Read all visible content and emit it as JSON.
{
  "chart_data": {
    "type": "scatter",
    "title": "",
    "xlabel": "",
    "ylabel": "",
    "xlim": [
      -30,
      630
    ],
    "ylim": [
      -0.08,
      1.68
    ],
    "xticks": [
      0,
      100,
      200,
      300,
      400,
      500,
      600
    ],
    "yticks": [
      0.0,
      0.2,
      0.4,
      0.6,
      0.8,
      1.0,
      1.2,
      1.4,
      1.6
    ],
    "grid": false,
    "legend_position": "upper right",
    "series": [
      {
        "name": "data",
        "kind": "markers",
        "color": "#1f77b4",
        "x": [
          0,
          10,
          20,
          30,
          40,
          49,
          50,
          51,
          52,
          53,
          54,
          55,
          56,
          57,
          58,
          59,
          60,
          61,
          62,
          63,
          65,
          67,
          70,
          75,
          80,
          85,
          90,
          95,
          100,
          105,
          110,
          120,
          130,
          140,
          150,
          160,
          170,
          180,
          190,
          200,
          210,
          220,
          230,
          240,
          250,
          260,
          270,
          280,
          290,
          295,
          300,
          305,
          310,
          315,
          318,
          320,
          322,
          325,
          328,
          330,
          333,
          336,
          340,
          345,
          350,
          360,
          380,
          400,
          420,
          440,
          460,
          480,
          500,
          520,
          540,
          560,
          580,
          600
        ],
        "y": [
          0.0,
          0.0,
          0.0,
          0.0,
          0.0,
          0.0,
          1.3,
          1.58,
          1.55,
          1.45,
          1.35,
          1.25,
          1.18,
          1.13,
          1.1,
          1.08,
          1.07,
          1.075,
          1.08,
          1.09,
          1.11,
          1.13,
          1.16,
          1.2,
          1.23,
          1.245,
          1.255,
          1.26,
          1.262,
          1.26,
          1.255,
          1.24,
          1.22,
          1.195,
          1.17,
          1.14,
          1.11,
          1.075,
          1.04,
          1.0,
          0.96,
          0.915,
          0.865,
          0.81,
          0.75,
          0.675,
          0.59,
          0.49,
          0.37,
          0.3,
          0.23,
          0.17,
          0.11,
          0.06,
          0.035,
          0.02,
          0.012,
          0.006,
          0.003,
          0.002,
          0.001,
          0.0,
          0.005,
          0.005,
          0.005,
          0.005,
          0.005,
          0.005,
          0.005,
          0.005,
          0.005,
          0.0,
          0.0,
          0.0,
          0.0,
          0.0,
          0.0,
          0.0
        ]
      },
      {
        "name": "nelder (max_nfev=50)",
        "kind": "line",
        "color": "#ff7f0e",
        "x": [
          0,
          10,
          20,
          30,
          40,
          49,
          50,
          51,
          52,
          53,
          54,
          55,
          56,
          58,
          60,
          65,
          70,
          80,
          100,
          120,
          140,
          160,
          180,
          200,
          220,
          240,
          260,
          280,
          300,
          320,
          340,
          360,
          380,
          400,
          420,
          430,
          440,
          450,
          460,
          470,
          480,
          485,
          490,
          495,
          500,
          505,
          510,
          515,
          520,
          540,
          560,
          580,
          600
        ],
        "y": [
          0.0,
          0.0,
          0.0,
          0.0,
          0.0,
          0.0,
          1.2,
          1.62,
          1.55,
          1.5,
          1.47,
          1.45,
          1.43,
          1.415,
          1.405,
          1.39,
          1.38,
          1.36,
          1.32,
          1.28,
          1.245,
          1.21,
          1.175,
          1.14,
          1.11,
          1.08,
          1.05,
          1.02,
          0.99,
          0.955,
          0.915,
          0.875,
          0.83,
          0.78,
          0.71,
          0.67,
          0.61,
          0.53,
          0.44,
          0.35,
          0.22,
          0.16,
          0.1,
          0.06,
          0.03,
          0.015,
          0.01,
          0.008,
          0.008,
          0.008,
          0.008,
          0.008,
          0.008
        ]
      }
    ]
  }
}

______________________________

**WHAT YOU HAVE TO DO**.
Repeat each record in full; every line must match exactly.

**RESULT OF THE EXERCISE**.
Read all visible content and emit it as JSON.
{
  "chart_data": {
    "type": "scatter",
    "title": "",
    "xlabel": "",
    "ylabel": "",
    "xlim": [
      -30,
      630
    ],
    "ylim": [
      -0.08,
      1.68
    ],
    "xticks": [
      0,
      100,
      200,
      300,
      400,
      500,
      600
    ],
    "yticks": [
      0.0,
      0.2,
      0.4,
      0.6,
      0.8,
      1.0,
      1.2,
      1.4,
      1.6
    ],
    "grid": false,
    "legend_position": "upper right",
    "series": [
      {
        "name": "data",
        "kind": "markers",
        "color": "#1f77b4",
        "x": [
          0,
          10,
          20,
          30,
          40,
          49,
          50,
          51,
          52,
          53,
          54,
          55,
          56,
          57,
          58,
          59,
          60,
          61,
          62,
          63,
          65,
          67,
          70,
          75,
          80,
          85,
          90,
          95,
          100,
          105,
          110,
          120,
          130,
          140,
          150,
          160,
          170,
          180,
          190,
          200,
          210,
          220,
          230,
          240,
          250,
          260,
          270,
          280,
          290,
          295,
          300,
          305,
          310,
          315,
          318,
          320,
          322,
          325,
          328,
          330,
          333,
          336,
          340,
          345,
          350,
          360,
          380,
          400,
          420,
          440,
          460,
          480,
          500,
          520,
          540,
          560,
          580,
          600
        ],
        "y": [
          0.0,
          0.0,
          0.0,
          0.0,
          0.0,
          0.0,
          1.3,
          1.58,
          1.55,
          1.45,
          1.35,
          1.25,
          1.18,
          1.13,
          1.1,
          1.08,
          1.07,
          1.075,
          1.08,
          1.09,
          1.11,
          1.13,
          1.16,
          1.2,
          1.23,
          1.245,
          1.255,
          1.26,
          1.262,
          1.26,
          1.255,
          1.24,
          1.22,
          1.195,
          1.17,
          1.14,
          1.11,
          1.075,
          1.04,
          1.0,
          0.96,
          0.915,
          0.865,
          0.81,
          0.75,
          0.675,
          0.59,
          0.49,
          0.37,
          0.3,
          0.23,
          0.17,
          0.11,
          0.06,
          0.035,
          0.02,
          0.012,
          0.006,
          0.003,
          0.002,
          0.001,
          0.0,
          0.005,
          0.005,
          0.005,
          0.005,
          0.005,
          0.005,
          0.005,
          0.005,
          0.005,
          0.0,
          0.0,
          0.0,
          0.0,
          0.0,
          0.0,
          0.0
        ]
      },
      {
        "name": "nelder (max_nfev=50)",
        "kind": "line",
        "color": "#ff7f0e",
        "x": [
          0,
          10,
          20,
          30,
          40,
          49,
          50,
          51,
          52,
          53,
          54,
          55,
          56,
          58,
          60,
          65,
          70,
          80,
          100,
          120,
          140,
          160,
          180,
          200,
          220,
          240,
          260,
          280,
          300,
          320,
          340,
          360,
          380,
          400,
          420,
          430,
          440,
          450,
          460,
          470,
          480,
          485,
          490,
          495,
          500,
          505,
          510,
          515,
          520,
          540,
          560,
          580,
          600
        ],
        "y": [
          0.0,
          0.0,
          0.0,
          0.0,
          0.0,
          0.0,
          1.2,
          1.62,
          1.55,
          1.5,
          1.47,
          1.45,
          1.43,
          1.415,
          1.405,
          1.39,
          1.38,
          1.36,
          1.32,
          1.28,
          1.245,
          1.21,
          1.175,
          1.14,
          1.11,
          1.08,
          1.05,
          1.02,
          0.99,
          0.955,
          0.915,
          0.875,
          0.83,
          0.78,
          0.71,
          0.67,
          0.61,
          0.53,
          0.44,
          0.35,
          0.22,
          0.16,
          0.1,
          0.06,
          0.03,
          0.015,
          0.01,
          0.008,
          0.008,
          0.008,
          0.008,
          0.008,
          0.008
        ]
      }
    ]
  }
}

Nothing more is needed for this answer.